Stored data
# # # # #

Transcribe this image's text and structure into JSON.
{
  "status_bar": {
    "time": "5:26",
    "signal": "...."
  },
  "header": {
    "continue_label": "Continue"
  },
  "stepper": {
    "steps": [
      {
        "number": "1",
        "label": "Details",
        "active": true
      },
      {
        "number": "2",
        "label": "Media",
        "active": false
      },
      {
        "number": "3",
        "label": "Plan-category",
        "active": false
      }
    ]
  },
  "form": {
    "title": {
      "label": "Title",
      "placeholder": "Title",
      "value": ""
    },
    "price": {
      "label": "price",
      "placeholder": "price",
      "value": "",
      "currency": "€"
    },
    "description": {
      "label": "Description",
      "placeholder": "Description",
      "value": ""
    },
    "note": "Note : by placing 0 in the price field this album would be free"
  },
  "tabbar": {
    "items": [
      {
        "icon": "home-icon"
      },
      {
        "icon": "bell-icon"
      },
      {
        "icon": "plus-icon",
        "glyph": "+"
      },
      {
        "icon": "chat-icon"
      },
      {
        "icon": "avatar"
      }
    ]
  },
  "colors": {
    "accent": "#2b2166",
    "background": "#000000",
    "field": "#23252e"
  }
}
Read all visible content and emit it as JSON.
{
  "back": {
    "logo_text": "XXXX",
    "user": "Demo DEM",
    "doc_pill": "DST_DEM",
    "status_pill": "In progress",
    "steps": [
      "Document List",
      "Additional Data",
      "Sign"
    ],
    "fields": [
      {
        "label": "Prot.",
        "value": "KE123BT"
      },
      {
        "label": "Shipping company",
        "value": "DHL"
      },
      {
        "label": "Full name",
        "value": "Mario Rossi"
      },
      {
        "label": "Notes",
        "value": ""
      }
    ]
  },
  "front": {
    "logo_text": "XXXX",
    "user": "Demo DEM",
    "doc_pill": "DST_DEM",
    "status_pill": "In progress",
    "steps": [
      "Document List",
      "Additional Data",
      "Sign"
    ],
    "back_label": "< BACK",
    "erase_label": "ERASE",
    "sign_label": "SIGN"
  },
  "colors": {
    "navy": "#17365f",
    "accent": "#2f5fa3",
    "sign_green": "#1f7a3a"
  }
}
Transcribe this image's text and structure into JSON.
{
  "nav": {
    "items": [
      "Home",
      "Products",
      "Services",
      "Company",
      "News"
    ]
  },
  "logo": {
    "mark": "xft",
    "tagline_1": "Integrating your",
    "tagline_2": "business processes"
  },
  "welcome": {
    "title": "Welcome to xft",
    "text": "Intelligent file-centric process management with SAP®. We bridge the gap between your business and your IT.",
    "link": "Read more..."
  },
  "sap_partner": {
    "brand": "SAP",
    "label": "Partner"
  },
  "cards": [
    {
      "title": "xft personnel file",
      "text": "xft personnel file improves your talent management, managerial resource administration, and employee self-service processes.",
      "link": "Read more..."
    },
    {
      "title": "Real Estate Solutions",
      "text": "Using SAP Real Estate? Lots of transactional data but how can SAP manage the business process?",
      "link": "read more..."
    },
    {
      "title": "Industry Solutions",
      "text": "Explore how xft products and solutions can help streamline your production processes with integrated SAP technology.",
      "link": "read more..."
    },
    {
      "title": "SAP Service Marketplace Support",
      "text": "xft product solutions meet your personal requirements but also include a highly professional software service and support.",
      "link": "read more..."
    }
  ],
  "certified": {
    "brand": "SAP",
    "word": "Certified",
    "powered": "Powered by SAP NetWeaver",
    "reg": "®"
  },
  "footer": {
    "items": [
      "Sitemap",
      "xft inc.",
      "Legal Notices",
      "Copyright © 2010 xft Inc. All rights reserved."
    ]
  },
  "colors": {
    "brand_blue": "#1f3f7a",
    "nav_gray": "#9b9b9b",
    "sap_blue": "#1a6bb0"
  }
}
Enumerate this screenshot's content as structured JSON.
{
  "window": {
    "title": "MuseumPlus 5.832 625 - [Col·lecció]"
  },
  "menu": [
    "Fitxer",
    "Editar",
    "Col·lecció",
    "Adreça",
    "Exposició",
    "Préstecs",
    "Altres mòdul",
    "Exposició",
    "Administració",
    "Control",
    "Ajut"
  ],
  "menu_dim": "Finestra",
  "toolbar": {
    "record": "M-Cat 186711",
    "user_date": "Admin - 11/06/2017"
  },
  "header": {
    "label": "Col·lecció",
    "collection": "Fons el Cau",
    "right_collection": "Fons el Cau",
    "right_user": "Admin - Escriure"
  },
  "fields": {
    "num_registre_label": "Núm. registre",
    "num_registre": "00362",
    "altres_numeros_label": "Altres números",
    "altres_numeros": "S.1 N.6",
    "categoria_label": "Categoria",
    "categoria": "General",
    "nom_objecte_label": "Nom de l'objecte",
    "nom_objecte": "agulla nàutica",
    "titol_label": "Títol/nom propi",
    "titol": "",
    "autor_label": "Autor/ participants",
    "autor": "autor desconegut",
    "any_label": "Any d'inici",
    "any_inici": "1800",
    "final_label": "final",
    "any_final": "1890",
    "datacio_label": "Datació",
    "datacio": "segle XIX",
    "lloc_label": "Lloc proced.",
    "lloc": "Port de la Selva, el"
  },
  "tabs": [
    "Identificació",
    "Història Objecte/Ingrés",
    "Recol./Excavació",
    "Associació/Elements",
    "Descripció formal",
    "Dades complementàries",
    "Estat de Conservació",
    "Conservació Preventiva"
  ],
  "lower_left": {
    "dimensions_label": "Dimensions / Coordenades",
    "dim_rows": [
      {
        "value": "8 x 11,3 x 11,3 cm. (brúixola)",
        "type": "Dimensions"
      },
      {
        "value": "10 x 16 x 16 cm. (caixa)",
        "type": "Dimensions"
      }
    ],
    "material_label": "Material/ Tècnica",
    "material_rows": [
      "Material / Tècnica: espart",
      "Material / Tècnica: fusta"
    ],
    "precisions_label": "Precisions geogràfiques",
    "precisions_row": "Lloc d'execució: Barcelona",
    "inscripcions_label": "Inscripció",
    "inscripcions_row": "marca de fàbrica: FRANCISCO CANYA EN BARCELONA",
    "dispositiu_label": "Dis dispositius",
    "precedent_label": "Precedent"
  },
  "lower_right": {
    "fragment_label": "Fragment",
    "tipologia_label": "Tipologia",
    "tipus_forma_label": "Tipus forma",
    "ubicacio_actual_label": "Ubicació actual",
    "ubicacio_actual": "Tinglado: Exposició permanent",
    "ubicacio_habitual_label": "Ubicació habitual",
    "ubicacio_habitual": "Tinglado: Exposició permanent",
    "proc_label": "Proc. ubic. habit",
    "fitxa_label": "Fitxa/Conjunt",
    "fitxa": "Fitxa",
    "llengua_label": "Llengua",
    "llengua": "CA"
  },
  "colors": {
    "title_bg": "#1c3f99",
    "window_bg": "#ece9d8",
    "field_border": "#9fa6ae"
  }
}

# # # # #

:: REQUEST ::
All records above must be set down exactly, please.

:: CORRECT RESULT ::
Transcribe this image's text and structure into JSON.
{
  "status_bar": {
    "time": "5:26",
    "signal": "...."
  },
  "header": {
    "continue_label": "Continue"
  },
  "stepper": {
    "steps": [
      {
        "number": "1",
        "label": "Details",
        "active": true
      },
      {
        "number": "2",
        "label": "Media",
        "active": false
      },
      {
        "number": "3",
        "label": "Plan-category",
        "active": false
      }
    ]
  },
  "form": {
    "title": {
      "label": "Title",
      "placeholder": "Title",
      "value": ""
    },
    "price": {
      "label": "price",
      "placeholder": "price",
      "value": "",
      "currency": "€"
    },
    "description": {
      "label": "Description",
      "placeholder": "Description",
      "value": ""
    },
    "note": "Note : by placing 0 in the price field this album would be free"
  },
  "tabbar": {
    "items": [
      {
        "icon": "home-icon"
      },
      {
        "icon": "bell-icon"
      },
      {
        "icon": "plus-icon",
        "glyph": "+"
      },
      {
        "icon": "chat-icon"
      },
      {
        "icon": "avatar"
      }
    ]
  },
  "colors": {
    "accent": "#2b2166",
    "background": "#000000",
    "field": "#23252e"
  }
}
Read all visible content and emit it as JSON.
{
  "back": {
    "logo_text": "XXXX",
    "user": "Demo DEM",
    "doc_pill": "DST_DEM",
    "status_pill": "In progress",
    "steps": [
      "Document List",
      "Additional Data",
      "Sign"
    ],
    "fields": [
      {
        "label": "Prot.",
        "value": "KE123BT"
      },
      {
        "label": "Shipping company",
        "value": "DHL"
      },
      {
        "label": "Full name",
        "value": "Mario Rossi"
      },
      {
        "label": "Notes",
        "value": ""
      }
    ]
  },
  "front": {
    "logo_text": "XXXX",
    "user": "Demo DEM",
    "doc_pill": "DST_DEM",
    "status_pill": "In progress",
    "steps": [
      "Document List",
      "Additional Data",
      "Sign"
    ],
    "back_label": "< BACK",
    "erase_label": "ERASE",
    "sign_label": "SIGN"
  },
  "colors": {
    "navy": "#17365f",
    "accent": "#2f5fa3",
    "sign_green": "#1f7a3a"
  }
}
Transcribe this image's text and structure into JSON.
{
  "nav": {
    "items": [
      "Home",
      "Products",
      "Services",
      "Company",
      "News"
    ]
  },
  "logo": {
    "mark": "xft",
    "tagline_1": "Integrating your",
    "tagline_2": "business processes"
  },
  "welcome": {
    "title": "Welcome to xft",
    "text": "Intelligent file-centric process management with SAP®. We bridge the gap between your business and your IT.",
    "link": "Read more..."
  },
  "sap_partner": {
    "brand": "SAP",
    "label": "Partner"
  },
  "cards": [
    {
      "title": "xft personnel file",
      "text": "xft personnel file improves your talent management, managerial resource administration, and employee self-service processes.",
      "link": "Read more..."
    },
    {
      "title": "Real Estate Solutions",
      "text": "Using SAP Real Estate? Lots of transactional data but how can SAP manage the business process?",
      "link": "read more..."
    },
    {
      "title": "Industry Solutions",
      "text": "Explore how xft products and solutions can help streamline your production processes with integrated SAP technology.",
      "link": "read more..."
    },
    {
      "title": "SAP Service Marketplace Support",
      "text": "xft product solutions meet your personal requirements but also include a highly professional software service and support.",
      "link": "read more..."
    }
  ],
  "certified": {
    "brand": "SAP",
    "word": "Certified",
    "powered": "Powered by SAP NetWeaver",
    "reg": "®"
  },
  "footer": {
    "items": [
      "Sitemap",
      "xft inc.",
      "Legal Notices",
      "Copyright © 2010 xft Inc. All rights reserved."
    ]
  },
  "colors": {
    "brand_blue": "#1f3f7a",
    "nav_gray": "#9b9b9b",
    "sap_blue": "#1a6bb0"
  }
}
Enumerate this screenshot's content as structured JSON.
{
  "window": {
    "title": "MuseumPlus 5.832 625 - [Col·lecció]"
  },
  "menu": [
    "Fitxer",
    "Editar",
    "Col·lecció",
    "Adreça",
    "Exposició",
    "Préstecs",
    "Altres mòdul",
    "Exposició",
    "Administració",
    "Control",
    "Ajut"
  ],
  "menu_dim": "Finestra",
  "toolbar": {
    "record": "M-Cat 186711",
    "user_date": "Admin - 11/06/2017"
  },
  "header": {
    "label": "Col·lecció",
    "collection": "Fons el Cau",
    "right_collection": "Fons el Cau",
    "right_user": "Admin - Escriure"
  },
  "fields": {
    "num_registre_label": "Núm. registre",
    "num_registre": "00362",
    "altres_numeros_label": "Altres números",
    "altres_numeros": "S.1 N.6",
    "categoria_label": "Categoria",
    "categoria": "General",
    "nom_objecte_label": "Nom de l'objecte",
    "nom_objecte": "agulla nàutica",
    "titol_label": "Títol/nom propi",
    "titol": "",
    "autor_label": "Autor/ participants",
    "autor": "autor desconegut",
    "any_label": "Any d'inici",
    "any_inici": "1800",
    "final_label": "final",
    "any_final": "1890",
    "datacio_label": "Datació",
    "datacio": "segle XIX",
    "lloc_label": "Lloc proced.",
    "lloc": "Port de la Selva, el"
  },
  "tabs": [
    "Identificació",
    "Història Objecte/Ingrés",
    "Recol./Excavació",
    "Associació/Elements",
    "Descripció formal",
    "Dades complementàries",
    "Estat de Conservació",
    "Conservació Preventiva"
  ],
  "lower_left": {
    "dimensions_label": "Dimensions / Coordenades",
    "dim_rows": [
      {
        "value": "8 x 11,3 x 11,3 cm. (brúixola)",
        "type": "Dimensions"
      },
      {
        "value": "10 x 16 x 16 cm. (caixa)",
        "type": "Dimensions"
      }
    ],
    "material_label": "Material/ Tècnica",
    "material_rows": [
      "Material / Tècnica: espart",
      "Material / Tècnica: fusta"
    ],
    "precisions_label": "Precisions geogràfiques",
    "precisions_row": "Lloc d'execució: Barcelona",
    "inscripcions_label": "Inscripció",
    "inscripcions_row": "marca de fàbrica: FRANCISCO CANYA EN BARCELONA",
    "dispositiu_label": "Dis dispositius",
    "precedent_label": "Precedent"
  },
  "lower_right": {
    "fragment_label": "Fragment",
    "tipologia_label": "Tipologia",
    "tipus_forma_label": "Tipus forma",
    "ubicacio_actual_label": "Ubicació actual",
    "ubicacio_actual": "Tinglado: Exposició permanent",
    "ubicacio_habitual_label": "Ubicació habitual",
    "ubicacio_habitual": "Tinglado: Exposició permanent",
    "proc_label": "Proc. ubic. habit",
    "fitxa_label": "Fitxa/Conjunt",
    "fitxa": "Fitxa",
    "llengua_label": "Llengua",
    "llengua": "CA"
  },
  "colors": {
    "title_bg": "#1c3f99",
    "window_bg": "#ece9d8",
    "field_border": "#9fa6ae"
  }
}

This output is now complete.